# DATA FOR THIS EXERCISE
==*==

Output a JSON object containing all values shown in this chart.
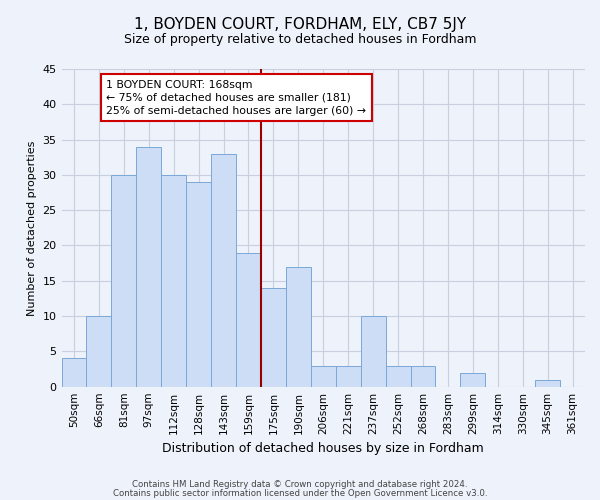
{
  "title": "1, BOYDEN COURT, FORDHAM, ELY, CB7 5JY",
  "subtitle": "Size of property relative to detached houses in Fordham",
  "xlabel": "Distribution of detached houses by size in Fordham",
  "ylabel": "Number of detached properties",
  "categories": [
    "50sqm",
    "66sqm",
    "81sqm",
    "97sqm",
    "112sqm",
    "128sqm",
    "143sqm",
    "159sqm",
    "175sqm",
    "190sqm",
    "206sqm",
    "221sqm",
    "237sqm",
    "252sqm",
    "268sqm",
    "283sqm",
    "299sqm",
    "314sqm",
    "330sqm",
    "345sqm",
    "361sqm"
  ],
  "values": [
    4,
    10,
    30,
    34,
    30,
    29,
    33,
    19,
    14,
    17,
    3,
    3,
    10,
    3,
    3,
    0,
    2,
    0,
    0,
    1,
    0
  ],
  "bar_color": "#ccddf5",
  "bar_edgecolor": "#7aa8d8",
  "ylim": [
    0,
    45
  ],
  "yticks": [
    0,
    5,
    10,
    15,
    20,
    25,
    30,
    35,
    40,
    45
  ],
  "property_line_x": 7.5,
  "annotation_line1": "1 BOYDEN COURT: 168sqm",
  "annotation_line2": "← 75% of detached houses are smaller (181)",
  "annotation_line3": "25% of semi-detached houses are larger (60) →",
  "annotation_box_color": "#ffffff",
  "annotation_box_edgecolor": "#cc0000",
  "property_line_color": "#990000",
  "footer_line1": "Contains HM Land Registry data © Crown copyright and database right 2024.",
  "footer_line2": "Contains public sector information licensed under the Open Government Licence v3.0.",
  "background_color": "#eef2fa",
  "grid_color": "#c8d0e0",
  "title_fontsize": 11,
  "subtitle_fontsize": 9,
  "ylabel_fontsize": 8,
  "xlabel_fontsize": 9,
  "tick_fontsize": 7.5,
  "annotation_fontsize": 7.8,
  "footer_fontsize": 6.2
}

==*==

# WHAT IS ASKED
Print out every entry above without changing a word, and leave out the pictures.

# TASK RESPONSE
Output a JSON object containing all values shown in this chart.
{
  "title": "1, BOYDEN COURT, FORDHAM, ELY, CB7 5JY",
  "subtitle": "Size of property relative to detached houses in Fordham",
  "xlabel": "Distribution of detached houses by size in Fordham",
  "ylabel": "Number of detached properties",
  "categories": [
    "50sqm",
    "66sqm",
    "81sqm",
    "97sqm",
    "112sqm",
    "128sqm",
    "143sqm",
    "159sqm",
    "175sqm",
    "190sqm",
    "206sqm",
    "221sqm",
    "237sqm",
    "252sqm",
    "268sqm",
    "283sqm",
    "299sqm",
    "314sqm",
    "330sqm",
    "345sqm",
    "361sqm"
  ],
  "values": [
    4,
    10,
    30,
    34,
    30,
    29,
    33,
    19,
    14,
    17,
    3,
    3,
    10,
    3,
    3,
    0,
    2,
    0,
    0,
    1,
    0
  ],
  "bar_color": "#ccddf5",
  "bar_edgecolor": "#7aa8d8",
  "ylim": [
    0,
    45
  ],
  "yticks": [
    0,
    5,
    10,
    15,
    20,
    25,
    30,
    35,
    40,
    45
  ],
  "property_line_x": 7.5,
  "annotation_line1": "1 BOYDEN COURT: 168sqm",
  "annotation_line2": "← 75% of detached houses are smaller (181)",
  "annotation_line3": "25% of semi-detached houses are larger (60) →",
  "annotation_box_color": "#ffffff",
  "annotation_box_edgecolor": "#cc0000",
  "property_line_color": "#990000",
  "footer_line1": "Contains HM Land Registry data © Crown copyright and database right 2024.",
  "footer_line2": "Contains public sector information licensed under the Open Government Licence v3.0.",
  "background_color": "#eef2fa",
  "grid_color": "#c8d0e0",
  "title_fontsize": 11,
  "subtitle_fontsize": 9,
  "ylabel_fontsize": 8,
  "xlabel_fontsize": 9,
  "tick_fontsize": 7.5,
  "annotation_fontsize": 7.8,
  "footer_fontsize": 6.2
}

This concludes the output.